**Problem details:** Scan the material below for lines with the word "écriture" and report how many there are, with nothing added.

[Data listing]
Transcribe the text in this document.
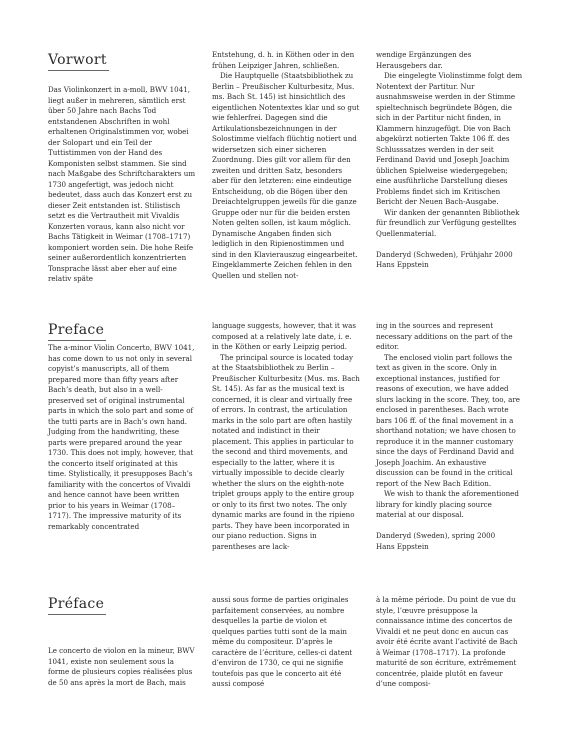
Vorwort

Das Violinkonzert in a-moll, BWV 1041, liegt außer in mehreren, sämtlich erst über 50 Jahre nach Bachs Tod entstandenen Abschriften in wohl erhaltenen Originalstimmen vor, wobei der Solopart und ein Teil der Tuttistimmen von der Hand des Komponisten selbst stammen. Sie sind nach Maßgabe des Schriftcharakters um 1730 angefertigt, was jedoch nicht bedeutet, dass auch das Konzert erst zu dieser Zeit entstanden ist. Stilistisch setzt es die Vertrautheit mit Vivaldis Konzerten voraus, kann also nicht vor Bachs Tätigkeit in Weimar (1708–1717) komponiert worden sein. Die hohe Reife seiner außerordentlich konzentrierten Tonsprache lässt aber eher auf eine relativ späte

Entstehung, d. h. in Köthen oder in den frühen Leipziger Jahren, schließen.

Die Hauptquelle (Staatsbibliothek zu Berlin – Preußischer Kulturbesitz, Mus. ms. Bach St. 145) ist hinsichtlich des eigentlichen Notentextes klar und so gut wie fehlerfrei. Dagegen sind die Artikulationsbezeichnungen in der Solostimme vielfach flüchtig notiert und widersetzen sich einer sicheren Zuordnung. Dies gilt vor allem für den zweiten und dritten Satz, besonders aber für den letzteren: eine eindeutige Entscheidung, ob die Bögen über den Dreiachtelgruppen jeweils für die ganze Gruppe oder nur für die beiden ersten Noten gelten sollen, ist kaum möglich. Dynamische Angaben finden sich lediglich in den Ripienostimmen und sind in den Klavierauszug eingearbeitet. Eingeklammerte Zeichen fehlen in den Quellen und stellen not-

wendige Ergänzungen des Herausgebers dar.

Die eingelegte Violinstimme folgt dem Notentext der Partitur. Nur ausnahmsweise werden in der Stimme spieltechnisch begründete Bögen, die sich in der Partitur nicht finden, in Klammern hinzugefügt. Die von Bach abgekürzt notierten Takte 106 ff. des Schlusssatzes werden in der seit Ferdinand David und Joseph Joachim üblichen Spielweise wiedergegeben; eine ausführliche Darstellung dieses Problems findet sich im Kritischen Bericht der Neuen Bach-Ausgabe.

Wir danken der genannten Bibliothek für freundlich zur Verfügung gestelltes Quellenmaterial.

Danderyd (Schweden), Frühjahr 2000

Hans Eppstein

Preface

The a-minor Violin Concerto, BWV 1041, has come down to us not only in several copyist’s manuscripts, all of them prepared more than fifty years after Bach’s death, but also in a well-preserved set of original instrumental parts in which the solo part and some of the tutti parts are in Bach’s own hand. Judging from the handwriting, these parts were prepared around the year 1730. This does not imply, however, that the concerto itself originated at this time. Stylistically, it presupposes Bach’s familiarity with the concertos of Vivaldi and hence cannot have been written prior to his years in Weimar (1708–1717). The impressive maturity of its remarkably concentrated

language suggests, however, that it was composed at a relatively late date, i. e. in the Köthen or early Leipzig period.

The principal source is located today at the Staatsbibliothek zu Berlin – Preußischer Kulturbesitz (Mus. ms. Bach St. 145). As far as the musical text is concerned, it is clear and virtually free of errors. In contrast, the articulation marks in the solo part are often hastily notated and indistinct in their placement. This applies in particular to the second and third movements, and especially to the latter, where it is virtually impossible to decide clearly whether the slurs on the eighth-note triplet groups apply to the entire group or only to its first two notes. The only dynamic marks are found in the ripieno parts. They have been incorporated in our piano reduction. Signs in parentheses are lack-

ing in the sources and represent necessary additions on the part of the editor.

The enclosed violin part follows the text as given in the score. Only in exceptional instances, justified for reasons of execution, we have added slurs lacking in the score. They, too, are enclosed in parentheses. Bach wrote bars 106 ff. of the final movement in a shorthand notation; we have chosen to reproduce it in the manner customary since the days of Ferdinand David and Joseph Joachim. An exhaustive discussion can be found in the critical report of the New Bach Edition.

We wish to thank the aforementioned library for kindly placing source material at our disposal.

Danderyd (Sweden), spring 2000

Hans Eppstein

Préface

Le concerto de violon en la mineur, BWV 1041, existe non seulement sous la forme de plusieurs copies réalisées plus de 50 ans après la mort de Bach, mais

aussi sous forme de parties originales parfaitement conservées, au nombre desquelles la partie de violon et quelques parties tutti sont de la main même du compositeur. D’après le caractère de l’écriture, celles-ci datent d’environ de 1730, ce qui ne signifie toutefois pas que le concerto ait été aussi composé

à la même période. Du point de vue du style, l’œuvre présuppose la connaissance intime des concertos de Vivaldi et ne peut donc en aucun cas avoir été écrite avant l’activité de Bach à Weimar (1708–1717). La profonde maturité de son écriture, extrêmement concentrée, plaide plutôt en faveur d’une composi-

**Solution:** 2